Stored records

>> begin

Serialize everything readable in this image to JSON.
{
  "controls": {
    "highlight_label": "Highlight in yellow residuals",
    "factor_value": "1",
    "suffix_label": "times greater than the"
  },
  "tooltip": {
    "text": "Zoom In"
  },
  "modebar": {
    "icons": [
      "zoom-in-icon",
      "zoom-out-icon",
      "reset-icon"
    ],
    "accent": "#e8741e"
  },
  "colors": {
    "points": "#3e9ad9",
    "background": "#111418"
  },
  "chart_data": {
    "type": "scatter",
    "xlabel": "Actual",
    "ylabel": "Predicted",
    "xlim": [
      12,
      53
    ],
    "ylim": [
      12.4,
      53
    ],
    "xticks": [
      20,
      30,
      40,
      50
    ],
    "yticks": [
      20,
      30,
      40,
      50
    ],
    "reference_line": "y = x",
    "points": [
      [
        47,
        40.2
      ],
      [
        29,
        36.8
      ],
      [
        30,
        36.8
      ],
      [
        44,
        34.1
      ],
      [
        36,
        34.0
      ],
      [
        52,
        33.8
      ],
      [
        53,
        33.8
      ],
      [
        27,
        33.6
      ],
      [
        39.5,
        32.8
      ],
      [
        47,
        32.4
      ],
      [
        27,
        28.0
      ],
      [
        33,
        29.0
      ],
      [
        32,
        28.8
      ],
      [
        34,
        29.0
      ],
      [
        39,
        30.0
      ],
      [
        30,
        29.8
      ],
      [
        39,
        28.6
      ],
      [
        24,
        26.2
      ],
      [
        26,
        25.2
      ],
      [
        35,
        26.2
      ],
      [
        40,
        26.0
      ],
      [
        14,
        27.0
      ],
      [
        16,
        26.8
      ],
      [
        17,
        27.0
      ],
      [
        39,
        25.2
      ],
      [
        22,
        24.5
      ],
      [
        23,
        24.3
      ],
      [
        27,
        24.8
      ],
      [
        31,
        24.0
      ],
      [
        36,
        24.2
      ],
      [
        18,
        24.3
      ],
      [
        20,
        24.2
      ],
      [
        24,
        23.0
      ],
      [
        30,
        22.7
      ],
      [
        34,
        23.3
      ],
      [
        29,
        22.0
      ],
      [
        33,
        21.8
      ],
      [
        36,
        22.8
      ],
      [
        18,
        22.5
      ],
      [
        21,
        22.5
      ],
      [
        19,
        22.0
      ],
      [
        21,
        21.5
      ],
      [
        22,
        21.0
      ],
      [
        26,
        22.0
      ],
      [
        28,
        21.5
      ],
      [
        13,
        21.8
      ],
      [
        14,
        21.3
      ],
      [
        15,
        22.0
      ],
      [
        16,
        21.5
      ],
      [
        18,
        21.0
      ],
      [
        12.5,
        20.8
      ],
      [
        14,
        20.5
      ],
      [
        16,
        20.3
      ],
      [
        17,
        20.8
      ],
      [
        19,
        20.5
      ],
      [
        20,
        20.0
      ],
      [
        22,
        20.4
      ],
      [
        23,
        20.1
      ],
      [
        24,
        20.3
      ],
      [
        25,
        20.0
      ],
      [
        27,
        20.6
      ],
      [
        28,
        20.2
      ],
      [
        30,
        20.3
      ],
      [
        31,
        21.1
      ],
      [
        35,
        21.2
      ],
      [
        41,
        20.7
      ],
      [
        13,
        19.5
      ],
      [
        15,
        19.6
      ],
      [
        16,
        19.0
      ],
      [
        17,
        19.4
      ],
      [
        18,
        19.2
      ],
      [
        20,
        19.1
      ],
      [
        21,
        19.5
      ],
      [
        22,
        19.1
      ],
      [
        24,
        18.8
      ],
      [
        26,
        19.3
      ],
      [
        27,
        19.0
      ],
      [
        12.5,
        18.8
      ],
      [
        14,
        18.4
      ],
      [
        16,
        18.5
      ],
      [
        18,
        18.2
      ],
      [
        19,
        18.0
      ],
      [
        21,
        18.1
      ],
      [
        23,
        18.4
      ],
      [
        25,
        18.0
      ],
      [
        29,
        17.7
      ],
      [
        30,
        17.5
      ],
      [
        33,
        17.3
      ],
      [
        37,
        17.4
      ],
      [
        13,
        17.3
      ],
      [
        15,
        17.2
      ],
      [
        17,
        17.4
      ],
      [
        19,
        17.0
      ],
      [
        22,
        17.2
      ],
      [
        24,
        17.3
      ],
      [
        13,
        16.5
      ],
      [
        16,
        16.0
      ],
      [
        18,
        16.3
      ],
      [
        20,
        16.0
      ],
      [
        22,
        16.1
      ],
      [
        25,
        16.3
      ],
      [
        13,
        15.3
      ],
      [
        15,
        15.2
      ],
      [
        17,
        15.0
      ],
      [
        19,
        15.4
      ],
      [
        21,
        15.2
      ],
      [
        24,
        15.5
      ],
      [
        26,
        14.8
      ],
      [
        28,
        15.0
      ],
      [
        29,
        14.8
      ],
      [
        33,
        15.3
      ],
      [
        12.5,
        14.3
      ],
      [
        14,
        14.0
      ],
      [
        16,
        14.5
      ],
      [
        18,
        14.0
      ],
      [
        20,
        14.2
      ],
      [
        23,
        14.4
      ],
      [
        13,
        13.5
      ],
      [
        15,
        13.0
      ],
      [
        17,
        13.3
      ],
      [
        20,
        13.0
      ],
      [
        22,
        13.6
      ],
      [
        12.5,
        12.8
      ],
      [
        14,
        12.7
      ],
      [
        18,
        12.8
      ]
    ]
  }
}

>> end

Repeat the data verbatim.

WRITTEN SOLUTION:
Serialize everything readable in this image to JSON.
{
  "controls": {
    "highlight_label": "Highlight in yellow residuals",
    "factor_value": "1",
    "suffix_label": "times greater than the"
  },
  "tooltip": {
    "text": "Zoom In"
  },
  "modebar": {
    "icons": [
      "zoom-in-icon",
      "zoom-out-icon",
      "reset-icon"
    ],
    "accent": "#e8741e"
  },
  "colors": {
    "points": "#3e9ad9",
    "background": "#111418"
  },
  "chart_data": {
    "type": "scatter",
    "xlabel": "Actual",
    "ylabel": "Predicted",
    "xlim": [
      12,
      53
    ],
    "ylim": [
      12.4,
      53
    ],
    "xticks": [
      20,
      30,
      40,
      50
    ],
    "yticks": [
      20,
      30,
      40,
      50
    ],
    "reference_line": "y = x",
    "points": [
      [
        47,
        40.2
      ],
      [
        29,
        36.8
      ],
      [
        30,
        36.8
      ],
      [
        44,
        34.1
      ],
      [
        36,
        34.0
      ],
      [
        52,
        33.8
      ],
      [
        53,
        33.8
      ],
      [
        27,
        33.6
      ],
      [
        39.5,
        32.8
      ],
      [
        47,
        32.4
      ],
      [
        27,
        28.0
      ],
      [
        33,
        29.0
      ],
      [
        32,
        28.8
      ],
      [
        34,
        29.0
      ],
      [
        39,
        30.0
      ],
      [
        30,
        29.8
      ],
      [
        39,
        28.6
      ],
      [
        24,
        26.2
      ],
      [
        26,
        25.2
      ],
      [
        35,
        26.2
      ],
      [
        40,
        26.0
      ],
      [
        14,
        27.0
      ],
      [
        16,
        26.8
      ],
      [
        17,
        27.0
      ],
      [
        39,
        25.2
      ],
      [
        22,
        24.5
      ],
      [
        23,
        24.3
      ],
      [
        27,
        24.8
      ],
      [
        31,
        24.0
      ],
      [
        36,
        24.2
      ],
      [
        18,
        24.3
      ],
      [
        20,
        24.2
      ],
      [
        24,
        23.0
      ],
      [
        30,
        22.7
      ],
      [
        34,
        23.3
      ],
      [
        29,
        22.0
      ],
      [
        33,
        21.8
      ],
      [
        36,
        22.8
      ],
      [
        18,
        22.5
      ],
      [
        21,
        22.5
      ],
      [
        19,
        22.0
      ],
      [
        21,
        21.5
      ],
      [
        22,
        21.0
      ],
      [
        26,
        22.0
      ],
      [
        28,
        21.5
      ],
      [
        13,
        21.8
      ],
      [
        14,
        21.3
      ],
      [
        15,
        22.0
      ],
      [
        16,
        21.5
      ],
      [
        18,
        21.0
      ],
      [
        12.5,
        20.8
      ],
      [
        14,
        20.5
      ],
      [
        16,
        20.3
      ],
      [
        17,
        20.8
      ],
      [
        19,
        20.5
      ],
      [
        20,
        20.0
      ],
      [
        22,
        20.4
      ],
      [
        23,
        20.1
      ],
      [
        24,
        20.3
      ],
      [
        25,
        20.0
      ],
      [
        27,
        20.6
      ],
      [
        28,
        20.2
      ],
      [
        30,
        20.3
      ],
      [
        31,
        21.1
      ],
      [
        35,
        21.2
      ],
      [
        41,
        20.7
      ],
      [
        13,
        19.5
      ],
      [
        15,
        19.6
      ],
      [
        16,
        19.0
      ],
      [
        17,
        19.4
      ],
      [
        18,
        19.2
      ],
      [
        20,
        19.1
      ],
      [
        21,
        19.5
      ],
      [
        22,
        19.1
      ],
      [
        24,
        18.8
      ],
      [
        26,
        19.3
      ],
      [
        27,
        19.0
      ],
      [
        12.5,
        18.8
      ],
      [
        14,
        18.4
      ],
      [
        16,
        18.5
      ],
      [
        18,
        18.2
      ],
      [
        19,
        18.0
      ],
      [
        21,
        18.1
      ],
      [
        23,
        18.4
      ],
      [
        25,
        18.0
      ],
      [
        29,
        17.7
      ],
      [
        30,
        17.5
      ],
      [
        33,
        17.3
      ],
      [
        37,
        17.4
      ],
      [
        13,
        17.3
      ],
      [
        15,
        17.2
      ],
      [
        17,
        17.4
      ],
      [
        19,
        17.0
      ],
      [
        22,
        17.2
      ],
      [
        24,
        17.3
      ],
      [
        13,
        16.5
      ],
      [
        16,
        16.0
      ],
      [
        18,
        16.3
      ],
      [
        20,
        16.0
      ],
      [
        22,
        16.1
      ],
      [
        25,
        16.3
      ],
      [
        13,
        15.3
      ],
      [
        15,
        15.2
      ],
      [
        17,
        15.0
      ],
      [
        19,
        15.4
      ],
      [
        21,
        15.2
      ],
      [
        24,
        15.5
      ],
      [
        26,
        14.8
      ],
      [
        28,
        15.0
      ],
      [
        29,
        14.8
      ],
      [
        33,
        15.3
      ],
      [
        12.5,
        14.3
      ],
      [
        14,
        14.0
      ],
      [
        16,
        14.5
      ],
      [
        18,
        14.0
      ],
      [
        20,
        14.2
      ],
      [
        23,
        14.4
      ],
      [
        13,
        13.5
      ],
      [
        15,
        13.0
      ],
      [
        17,
        13.3
      ],
      [
        20,
        13.0
      ],
      [
        22,
        13.6
      ],
      [
        12.5,
        12.8
      ],
      [
        14,
        12.7
      ],
      [
        18,
        12.8
      ]
    ]
  }
}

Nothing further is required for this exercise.